■ **EXERCISE**
Return each line of the records holding the string "page".
========================================
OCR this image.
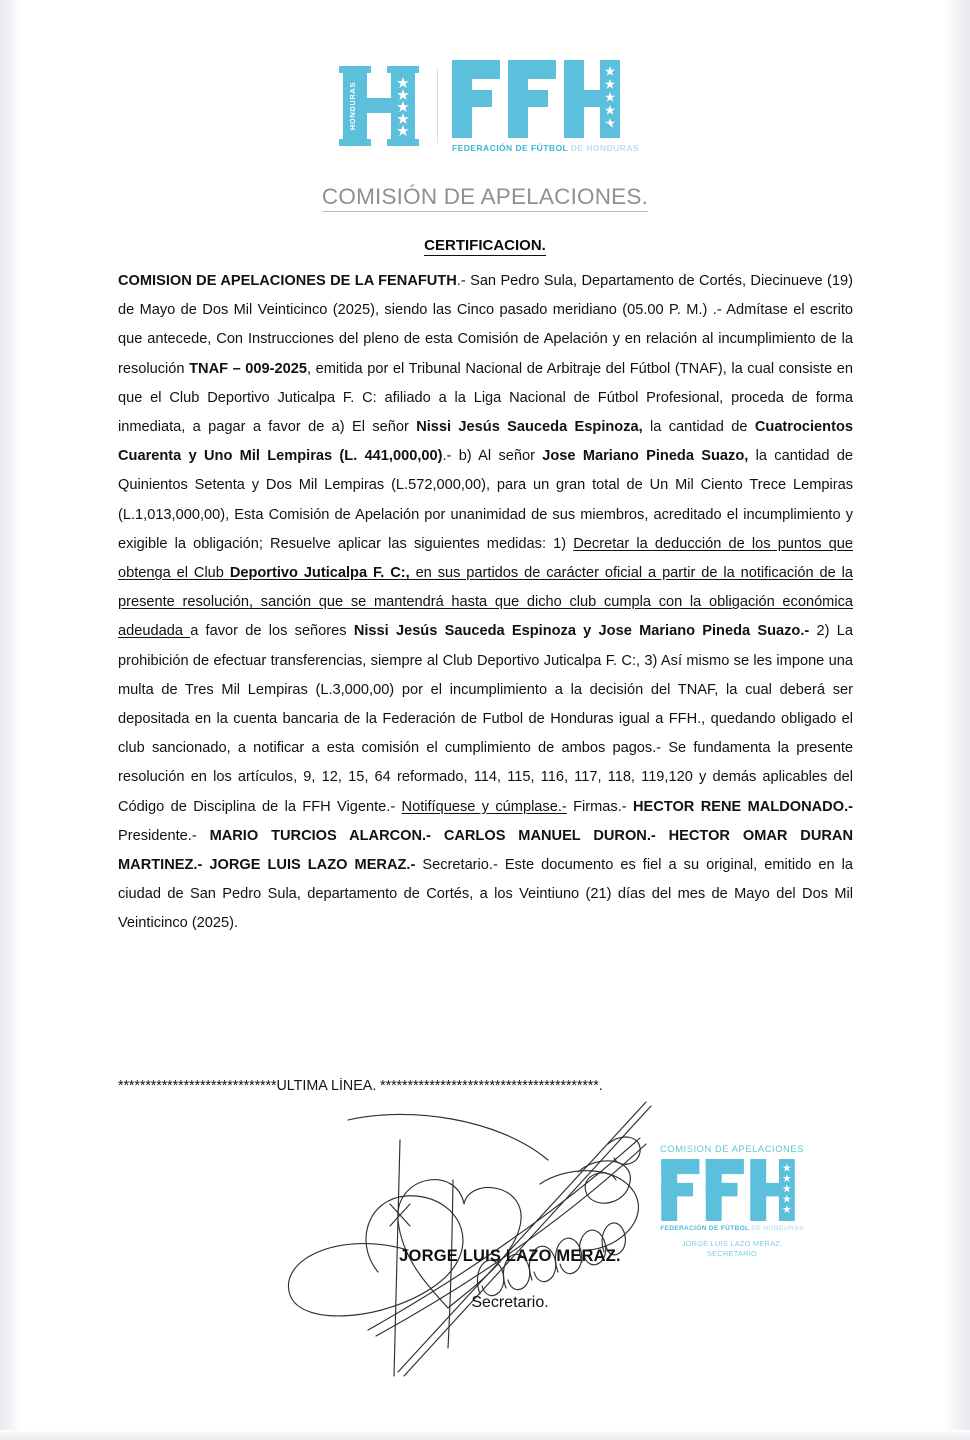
HONDURAS
FEDERACIÓN DE FÚTBOL DE HONDURAS
COMISIÓN DE APELACIONES.
CERTIFICACION.
COMISION DE APELACIONES DE LA FENAFUTH.- San Pedro Sula, Departamento de Cortés, Diecinueve (19) de Mayo de Dos Mil Veinticinco (2025), siendo las Cinco pasado meridiano (05.00 P. M.) .- Admítase el escrito que antecede, Con Instrucciones del pleno de esta Comisión de Apelación y en relación al incumplimiento de la resolución TNAF – 009-2025, emitida por el Tribunal Nacional de Arbitraje del Fútbol (TNAF), la cual consiste en que el Club Deportivo Juticalpa F. C: afiliado a la Liga Nacional de Fútbol Profesional, proceda de forma inmediata, a pagar a favor de a) El señor Nissi Jesús Sauceda Espinoza, la cantidad de Cuatrocientos Cuarenta y Uno Mil Lempiras (L. 441,000,00).- b) Al señor Jose Mariano Pineda Suazo, la cantidad de Quinientos Setenta y Dos Mil Lempiras (L.572,000,00), para un gran total de Un Mil Ciento Trece Lempiras (L.1,013,000,00), Esta Comisión de Apelación por unanimidad de sus miembros, acreditado el incumplimiento y exigible la obligación; Resuelve aplicar las siguientes medidas: 1) Decretar la deducción de los puntos que obtenga el Club Deportivo Juticalpa F. C:, en sus partidos de carácter oficial a partir de la notificación de la presente resolución, sanción que se mantendrá hasta que dicho club cumpla con la obligación económica adeudada a favor de los señores Nissi Jesús Sauceda Espinoza y Jose Mariano Pineda Suazo.- 2) La prohibición de efectuar transferencias, siempre al Club Deportivo Juticalpa F. C:, 3) Así mismo se les impone una multa de Tres Mil Lempiras (L.3,000,00) por el incumplimiento a la decisión del TNAF, la cual deberá ser depositada en la cuenta bancaria de la Federación de Futbol de Honduras igual a FFH., quedando obligado el club sancionado, a notificar a esta comisión el cumplimiento de ambos pagos.- Se fundamenta la presente resolución en los artículos, 9, 12, 15, 64 reformado, 114, 115, 116, 117, 118, 119,120 y demás aplicables del Código de Disciplina de la FFH Vigente.- Notifíquese y cúmplase.- Firmas.- HECTOR RENE MALDONADO.- Presidente.- MARIO TURCIOS ALARCON.- CARLOS MANUEL DURON.- HECTOR OMAR DURAN MARTINEZ.- JORGE LUIS LAZO MERAZ.- Secretario.- Este documento es fiel a su original, emitido en la ciudad de San Pedro Sula, departamento de Cortés, a los Veintiuno (21) días del mes de Mayo del Dos Mil Veinticinco (2025).
*****************************ULTIMA LÍNEA. ****************************************.
JORGE LUIS LAZO MERAZ.
Secretario.
COMISION DE APELACIONES
FEDERACIÓN DE FÚTBOL DE HONDURAS
JORGE LUIS LAZO MERAZ.
SECRETARIO
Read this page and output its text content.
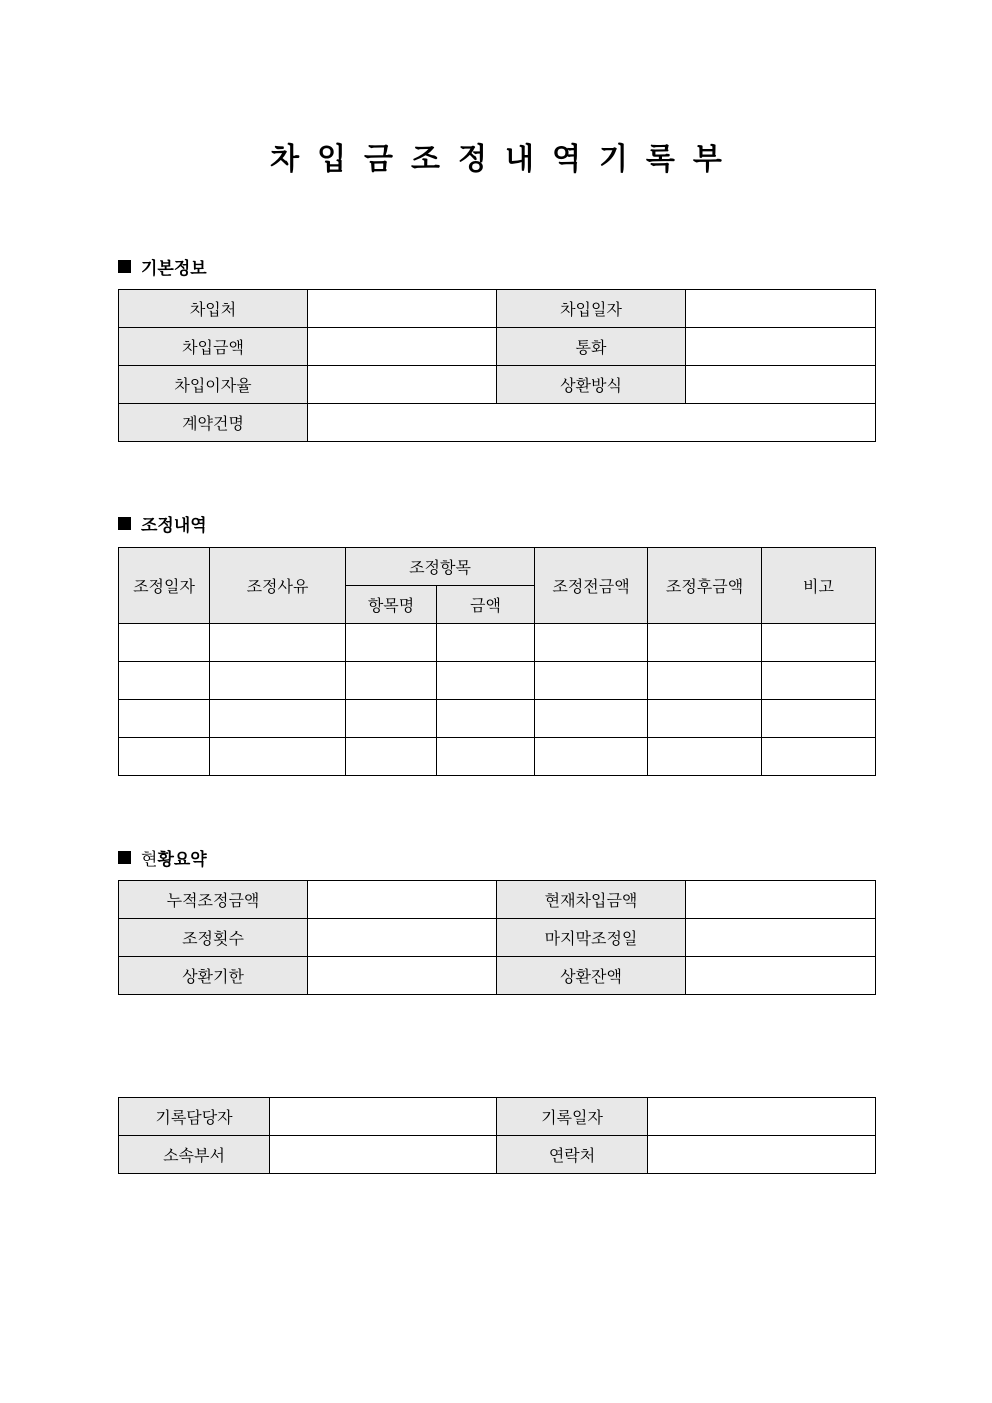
차입금조정내역기록부
기본정보
차입처		차입일자	
차입금액		통화	
차입이자율		상환방식	
계약건명			
조정내역
조정일자	조정사유	조정항목		조정전금액	조정후금액	비고
		항목명	금액			

현 황요약
누적조정금액		현재차입금액	
조정횟수		마지막조정일	
상환기한		상환잔액	
기록담당자		기록일자	
소속부서		연락처	
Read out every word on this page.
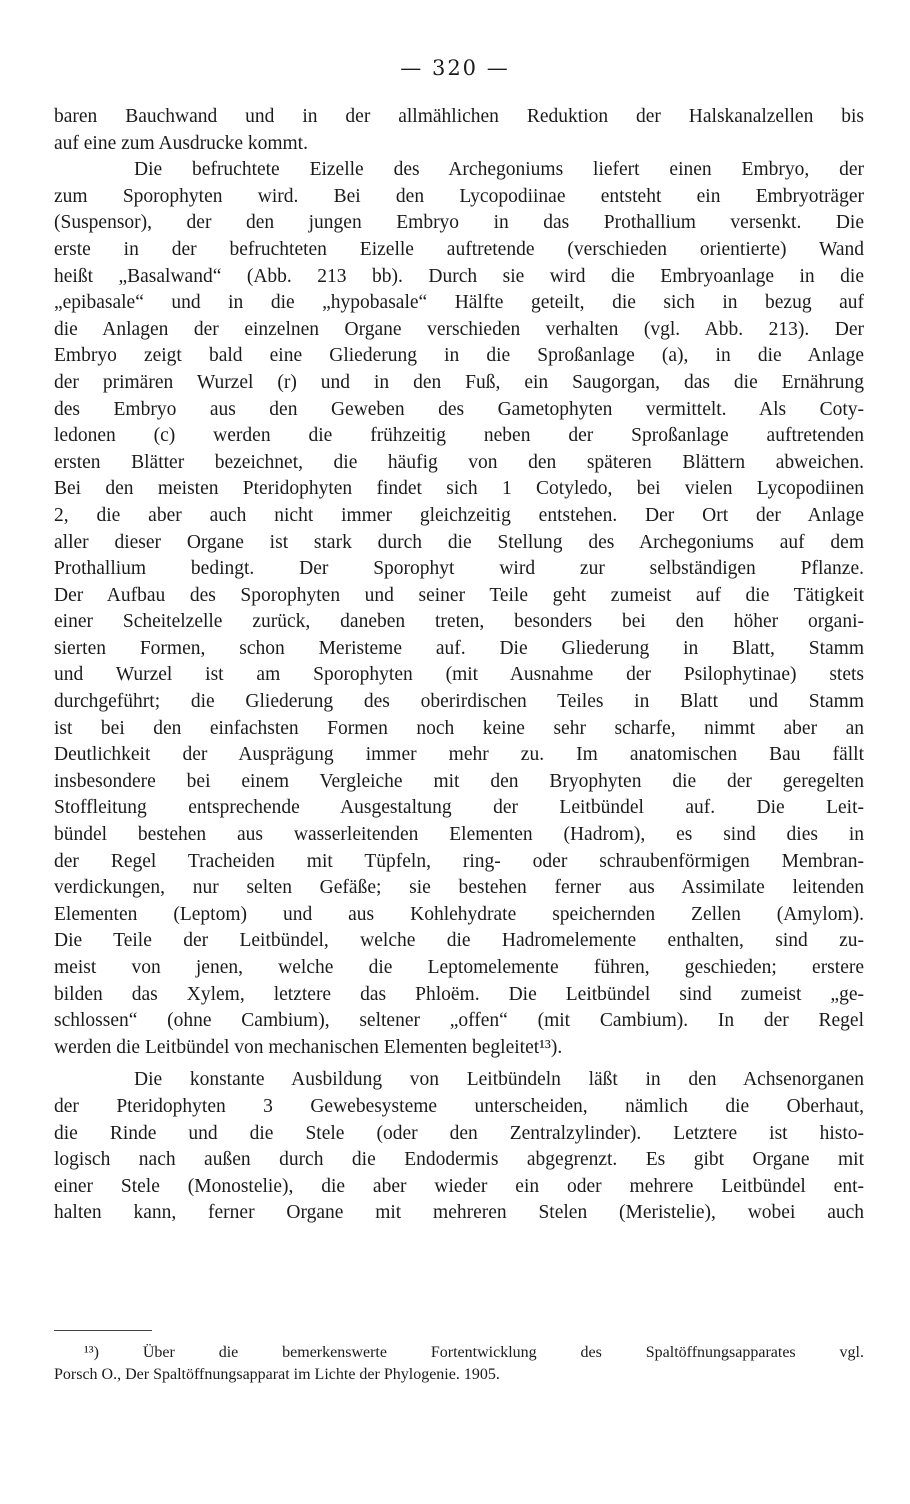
— 320 —
baren Bauchwand und in der allmählichen Reduktion der Halskanalzellen bis
auf eine zum Ausdrucke kommt.
Die befruchtete Eizelle des Archegoniums liefert einen Embryo, der
zum Sporophyten wird. Bei den Lycopodiinae entsteht ein Embryoträger
(Suspensor), der den jungen Embryo in das Prothallium versenkt. Die
erste in der befruchteten Eizelle auftretende (verschieden orientierte) Wand
heißt „Basalwand“ (Abb. 213 bb). Durch sie wird die Embryoanlage in die
„epibasale“ und in die „hypobasale“ Hälfte geteilt, die sich in bezug auf
die Anlagen der einzelnen Organe verschieden verhalten (vgl. Abb. 213). Der
Embryo zeigt bald eine Gliederung in die Sproßanlage (a), in die Anlage
der primären Wurzel (r) und in den Fuß, ein Saugorgan, das die Ernährung
des Embryo aus den Geweben des Gametophyten vermittelt. Als Coty-
ledonen (c) werden die frühzeitig neben der Sproßanlage auftretenden
ersten Blätter bezeichnet, die häufig von den späteren Blättern abweichen.
Bei den meisten Pteridophyten findet sich 1 Cotyledo, bei vielen Lycopodiinen
2, die aber auch nicht immer gleichzeitig entstehen. Der Ort der Anlage
aller dieser Organe ist stark durch die Stellung des Archegoniums auf dem
Prothallium bedingt. Der Sporophyt wird zur selbständigen Pflanze.
Der Aufbau des Sporophyten und seiner Teile geht zumeist auf die Tätigkeit
einer Scheitelzelle zurück, daneben treten, besonders bei den höher organi-
sierten Formen, schon Meristeme auf. Die Gliederung in Blatt, Stamm
und Wurzel ist am Sporophyten (mit Ausnahme der Psilophytinae) stets
durchgeführt; die Gliederung des oberirdischen Teiles in Blatt und Stamm
ist bei den einfachsten Formen noch keine sehr scharfe, nimmt aber an
Deutlichkeit der Ausprägung immer mehr zu. Im anatomischen Bau fällt
insbesondere bei einem Vergleiche mit den Bryophyten die der geregelten
Stoffleitung entsprechende Ausgestaltung der Leitbündel auf. Die Leit-
bündel bestehen aus wasserleitenden Elementen (Hadrom), es sind dies in
der Regel Tracheiden mit Tüpfeln, ring- oder schraubenförmigen Membran-
verdickungen, nur selten Gefäße; sie bestehen ferner aus Assimilate leitenden
Elementen (Leptom) und aus Kohlehydrate speichernden Zellen (Amylom).
Die Teile der Leitbündel, welche die Hadromelemente enthalten, sind zu-
meist von jenen, welche die Leptomelemente führen, geschieden; erstere
bilden das Xylem, letztere das Phloëm. Die Leitbündel sind zumeist „ge-
schlossen“ (ohne Cambium), seltener „offen“ (mit Cambium). In der Regel
werden die Leitbündel von mechanischen Elementen begleitet¹³).
Die konstante Ausbildung von Leitbündeln läßt in den Achsenorganen
der Pteridophyten 3 Gewebesysteme unterscheiden, nämlich die Oberhaut,
die Rinde und die Stele (oder den Zentralzylinder). Letztere ist histo-
logisch nach außen durch die Endodermis abgegrenzt. Es gibt Organe mit
einer Stele (Monostelie), die aber wieder ein oder mehrere Leitbündel ent-
halten kann, ferner Organe mit mehreren Stelen (Meristelie), wobei auch
¹³) Über die bemerkenswerte Fortentwicklung des Spaltöffnungsapparates vgl.
Porsch O., Der Spaltöffnungsapparat im Lichte der Phylogenie. 1905.
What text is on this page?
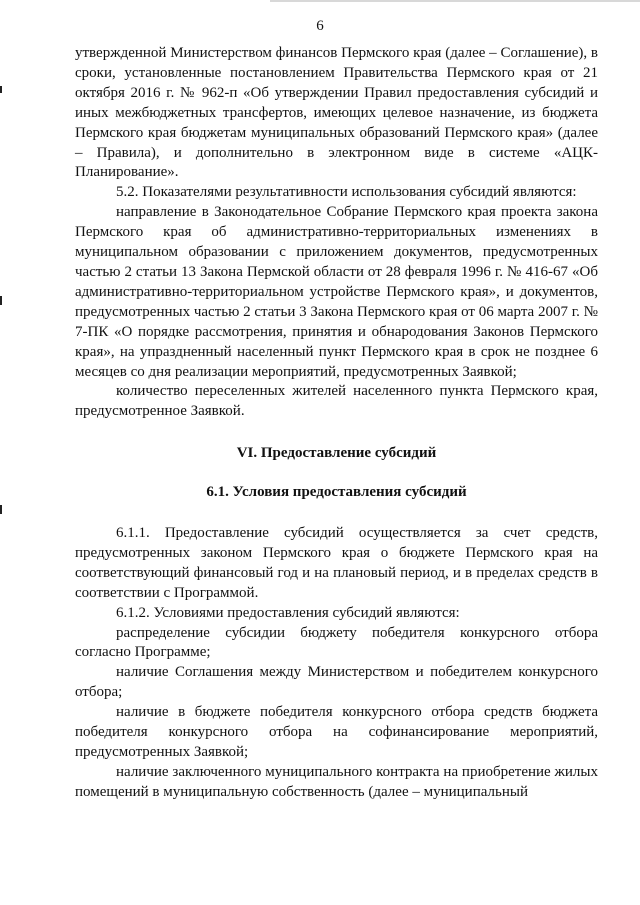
6

утвержденной Министерством финансов Пермского края (далее – Соглашение), в сроки, установленные постановлением Правительства Пермского края от 21 октября 2016 г. № 962-п «Об утверждении Правил предоставления субсидий и иных межбюджетных трансфертов, имеющих целевое назначение, из бюджета Пермского края бюджетам муниципальных образований Пермского края» (далее – Правила), и дополнительно в электронном виде в системе «АЦК-Планирование».

5.2. Показателями результативности использования субсидий являются:

направление в Законодательное Собрание Пермского края проекта закона Пермского края об административно-территориальных изменениях в муниципальном образовании с приложением документов, предусмотренных частью 2 статьи 13 Закона Пермской области от 28 февраля 1996 г. № 416-67 «Об административно-территориальном устройстве Пермского края», и документов, предусмотренных частью 2 статьи 3 Закона Пермского края от 06 марта 2007 г. № 7-ПК «О порядке рассмотрения, принятия и обнародования Законов Пермского края», на упраздненный населенный пункт Пермского края в срок не позднее 6 месяцев со дня реализации мероприятий, предусмотренных Заявкой;

количество переселенных жителей населенного пункта Пермского края, предусмотренное Заявкой.

VI. Предоставление субсидий

6.1. Условия предоставления субсидий

6.1.1. Предоставление субсидий осуществляется за счет средств, предусмотренных законом Пермского края о бюджете Пермского края на соответствующий финансовый год и на плановый период, и в пределах средств в соответствии с Программой.

6.1.2. Условиями предоставления субсидий являются:

распределение субсидии бюджету победителя конкурсного отбора согласно Программе;

наличие Соглашения между Министерством и победителем конкурсного отбора;

наличие в бюджете победителя конкурсного отбора средств бюджета победителя конкурсного отбора на софинансирование мероприятий, предусмотренных Заявкой;

наличие заключенного муниципального контракта на приобретение жилых помещений в муниципальную собственность (далее – муниципальный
========================================
■ **RESPONSE BELOW**
Read this page and output its text content.
Read out every word on this page.
What text is on this page?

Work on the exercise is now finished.